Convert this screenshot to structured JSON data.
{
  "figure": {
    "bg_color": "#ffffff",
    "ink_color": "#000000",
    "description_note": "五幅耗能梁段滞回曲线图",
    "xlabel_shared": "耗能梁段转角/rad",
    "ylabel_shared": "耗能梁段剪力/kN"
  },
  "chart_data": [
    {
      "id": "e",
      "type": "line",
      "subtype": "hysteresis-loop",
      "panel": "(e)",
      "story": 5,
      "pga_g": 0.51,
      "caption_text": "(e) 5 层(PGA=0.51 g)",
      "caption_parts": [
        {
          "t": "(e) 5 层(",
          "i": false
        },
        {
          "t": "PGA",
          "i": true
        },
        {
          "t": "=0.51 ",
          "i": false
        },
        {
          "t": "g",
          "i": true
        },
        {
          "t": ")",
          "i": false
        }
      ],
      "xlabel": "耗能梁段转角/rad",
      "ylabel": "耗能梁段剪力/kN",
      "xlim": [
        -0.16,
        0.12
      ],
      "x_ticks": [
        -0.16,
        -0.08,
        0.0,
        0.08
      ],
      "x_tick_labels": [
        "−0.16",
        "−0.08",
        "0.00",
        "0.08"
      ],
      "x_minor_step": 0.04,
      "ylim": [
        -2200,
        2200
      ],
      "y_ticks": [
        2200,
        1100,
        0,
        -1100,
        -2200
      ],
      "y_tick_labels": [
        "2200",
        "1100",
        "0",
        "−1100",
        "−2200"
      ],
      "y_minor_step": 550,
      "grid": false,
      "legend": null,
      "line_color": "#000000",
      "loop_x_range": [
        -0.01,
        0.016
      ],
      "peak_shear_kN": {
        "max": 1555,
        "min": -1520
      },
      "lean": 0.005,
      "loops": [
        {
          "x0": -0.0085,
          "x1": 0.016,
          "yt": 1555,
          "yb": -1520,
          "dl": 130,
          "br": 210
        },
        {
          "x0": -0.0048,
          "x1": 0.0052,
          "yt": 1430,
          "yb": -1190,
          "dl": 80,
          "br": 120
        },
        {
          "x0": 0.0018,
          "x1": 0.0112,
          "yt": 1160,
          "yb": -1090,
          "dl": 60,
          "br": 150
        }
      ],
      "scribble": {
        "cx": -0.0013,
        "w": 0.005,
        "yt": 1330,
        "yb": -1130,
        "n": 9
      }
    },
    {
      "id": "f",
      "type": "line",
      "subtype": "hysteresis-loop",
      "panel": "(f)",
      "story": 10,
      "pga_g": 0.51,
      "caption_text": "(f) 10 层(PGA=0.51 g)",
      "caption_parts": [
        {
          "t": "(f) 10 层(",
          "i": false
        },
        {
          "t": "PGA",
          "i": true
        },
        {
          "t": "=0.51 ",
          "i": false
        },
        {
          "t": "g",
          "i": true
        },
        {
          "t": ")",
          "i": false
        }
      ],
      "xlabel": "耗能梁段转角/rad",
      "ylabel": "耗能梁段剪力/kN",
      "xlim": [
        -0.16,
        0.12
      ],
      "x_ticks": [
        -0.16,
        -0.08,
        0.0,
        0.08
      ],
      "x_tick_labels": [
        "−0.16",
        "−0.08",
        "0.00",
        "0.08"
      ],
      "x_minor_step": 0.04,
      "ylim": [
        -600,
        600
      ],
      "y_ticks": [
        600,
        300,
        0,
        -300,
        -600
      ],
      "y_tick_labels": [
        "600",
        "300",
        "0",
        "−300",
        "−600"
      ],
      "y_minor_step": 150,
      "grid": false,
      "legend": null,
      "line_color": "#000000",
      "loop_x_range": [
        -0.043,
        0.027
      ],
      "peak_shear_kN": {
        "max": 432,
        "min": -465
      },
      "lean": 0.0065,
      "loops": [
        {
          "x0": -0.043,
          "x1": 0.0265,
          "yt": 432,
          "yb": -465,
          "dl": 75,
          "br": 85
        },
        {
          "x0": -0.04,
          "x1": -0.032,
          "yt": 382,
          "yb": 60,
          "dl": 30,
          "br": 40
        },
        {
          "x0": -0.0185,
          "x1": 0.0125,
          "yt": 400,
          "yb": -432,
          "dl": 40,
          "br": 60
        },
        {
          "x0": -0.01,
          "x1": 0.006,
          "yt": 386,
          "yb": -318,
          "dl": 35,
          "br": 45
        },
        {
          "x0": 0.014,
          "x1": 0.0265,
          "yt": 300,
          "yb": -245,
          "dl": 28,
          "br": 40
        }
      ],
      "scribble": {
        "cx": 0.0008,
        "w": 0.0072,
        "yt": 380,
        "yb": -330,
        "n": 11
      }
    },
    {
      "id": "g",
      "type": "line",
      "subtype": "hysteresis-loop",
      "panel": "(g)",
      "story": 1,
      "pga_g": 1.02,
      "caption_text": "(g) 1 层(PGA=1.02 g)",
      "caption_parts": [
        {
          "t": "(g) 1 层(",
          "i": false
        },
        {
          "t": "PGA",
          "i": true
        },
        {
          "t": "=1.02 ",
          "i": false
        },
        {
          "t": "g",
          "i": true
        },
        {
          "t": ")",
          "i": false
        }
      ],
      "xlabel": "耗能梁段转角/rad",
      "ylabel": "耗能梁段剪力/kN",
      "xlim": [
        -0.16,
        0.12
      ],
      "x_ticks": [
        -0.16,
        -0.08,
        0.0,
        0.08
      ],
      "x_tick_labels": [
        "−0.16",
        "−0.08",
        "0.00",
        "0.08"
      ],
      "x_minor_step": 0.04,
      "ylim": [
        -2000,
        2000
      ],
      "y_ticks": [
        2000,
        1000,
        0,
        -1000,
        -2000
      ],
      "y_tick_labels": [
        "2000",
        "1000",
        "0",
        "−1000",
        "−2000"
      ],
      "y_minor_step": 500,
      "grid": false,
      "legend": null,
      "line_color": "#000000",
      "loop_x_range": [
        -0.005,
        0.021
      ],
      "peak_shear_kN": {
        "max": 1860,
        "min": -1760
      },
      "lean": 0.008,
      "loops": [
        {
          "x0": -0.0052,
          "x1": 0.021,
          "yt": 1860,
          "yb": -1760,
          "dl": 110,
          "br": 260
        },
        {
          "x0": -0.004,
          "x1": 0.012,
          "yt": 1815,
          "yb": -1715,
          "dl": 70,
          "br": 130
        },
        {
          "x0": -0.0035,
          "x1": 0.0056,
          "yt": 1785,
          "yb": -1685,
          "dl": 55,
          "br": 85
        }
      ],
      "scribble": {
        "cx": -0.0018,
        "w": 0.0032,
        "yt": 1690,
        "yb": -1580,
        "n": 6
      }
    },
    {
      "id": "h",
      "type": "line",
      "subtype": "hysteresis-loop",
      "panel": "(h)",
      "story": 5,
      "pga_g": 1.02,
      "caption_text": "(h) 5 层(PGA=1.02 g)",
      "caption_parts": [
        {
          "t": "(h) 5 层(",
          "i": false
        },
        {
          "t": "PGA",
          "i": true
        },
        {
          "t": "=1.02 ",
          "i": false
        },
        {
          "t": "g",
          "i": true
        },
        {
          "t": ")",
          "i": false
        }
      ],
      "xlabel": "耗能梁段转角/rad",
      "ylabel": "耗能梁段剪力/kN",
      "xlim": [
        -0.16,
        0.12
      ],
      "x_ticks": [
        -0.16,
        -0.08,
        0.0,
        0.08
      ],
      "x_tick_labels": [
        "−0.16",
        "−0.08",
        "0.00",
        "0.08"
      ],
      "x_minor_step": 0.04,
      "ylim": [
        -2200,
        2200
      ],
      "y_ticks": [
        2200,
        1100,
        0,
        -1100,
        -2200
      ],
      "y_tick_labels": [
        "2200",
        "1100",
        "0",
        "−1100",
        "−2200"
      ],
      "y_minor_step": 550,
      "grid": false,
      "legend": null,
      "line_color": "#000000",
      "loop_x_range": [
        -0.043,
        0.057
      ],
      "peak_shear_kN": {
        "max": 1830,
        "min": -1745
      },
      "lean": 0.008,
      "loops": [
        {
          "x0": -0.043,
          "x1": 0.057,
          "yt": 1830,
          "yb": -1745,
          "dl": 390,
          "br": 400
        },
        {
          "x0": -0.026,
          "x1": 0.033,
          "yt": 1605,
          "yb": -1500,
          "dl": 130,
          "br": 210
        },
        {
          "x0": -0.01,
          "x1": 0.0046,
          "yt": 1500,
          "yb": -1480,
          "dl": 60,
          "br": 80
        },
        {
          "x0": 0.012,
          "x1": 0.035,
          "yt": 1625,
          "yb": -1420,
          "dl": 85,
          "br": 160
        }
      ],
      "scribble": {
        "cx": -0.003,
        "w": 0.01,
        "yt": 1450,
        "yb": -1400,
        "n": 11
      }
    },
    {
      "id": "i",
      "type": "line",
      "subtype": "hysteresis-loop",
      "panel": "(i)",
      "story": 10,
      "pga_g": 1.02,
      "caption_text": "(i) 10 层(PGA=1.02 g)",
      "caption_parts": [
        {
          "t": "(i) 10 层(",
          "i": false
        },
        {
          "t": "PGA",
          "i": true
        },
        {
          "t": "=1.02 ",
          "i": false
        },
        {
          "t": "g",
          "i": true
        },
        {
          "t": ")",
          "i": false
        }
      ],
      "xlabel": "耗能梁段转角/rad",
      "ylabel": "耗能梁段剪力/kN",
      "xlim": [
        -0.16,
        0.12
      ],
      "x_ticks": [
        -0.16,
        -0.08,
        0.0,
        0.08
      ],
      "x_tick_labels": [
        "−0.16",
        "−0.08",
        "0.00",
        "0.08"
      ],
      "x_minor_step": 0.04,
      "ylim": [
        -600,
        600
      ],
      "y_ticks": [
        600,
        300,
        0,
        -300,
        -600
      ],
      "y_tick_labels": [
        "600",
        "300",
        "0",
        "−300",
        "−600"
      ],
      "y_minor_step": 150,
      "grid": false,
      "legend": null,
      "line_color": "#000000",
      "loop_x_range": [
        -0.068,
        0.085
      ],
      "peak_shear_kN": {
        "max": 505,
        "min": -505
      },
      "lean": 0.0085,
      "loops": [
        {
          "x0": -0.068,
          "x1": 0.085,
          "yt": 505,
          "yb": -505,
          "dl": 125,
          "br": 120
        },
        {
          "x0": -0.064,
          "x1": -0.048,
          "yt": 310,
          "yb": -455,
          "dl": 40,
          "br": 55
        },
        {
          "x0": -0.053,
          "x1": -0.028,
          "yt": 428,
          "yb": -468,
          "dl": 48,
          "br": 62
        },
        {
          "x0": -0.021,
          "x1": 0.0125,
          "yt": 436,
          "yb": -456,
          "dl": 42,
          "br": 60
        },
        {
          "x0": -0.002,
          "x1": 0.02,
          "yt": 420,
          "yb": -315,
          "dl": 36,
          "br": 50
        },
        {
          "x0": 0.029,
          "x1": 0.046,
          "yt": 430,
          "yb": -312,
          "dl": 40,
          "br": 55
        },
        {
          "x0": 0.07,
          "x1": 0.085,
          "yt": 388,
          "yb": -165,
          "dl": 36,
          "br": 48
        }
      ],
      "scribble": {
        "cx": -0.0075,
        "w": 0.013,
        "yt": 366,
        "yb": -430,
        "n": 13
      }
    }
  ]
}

§ **WRITTEN PROBLEM**:
Every line in the data that holds "panel" should be copied out.

§ **SOLVED PROBLEM**:
      "panel": "(e)",
      "panel": "(f)",
      "panel": "(g)",
      "panel": "(h)",
      "panel": "(i)",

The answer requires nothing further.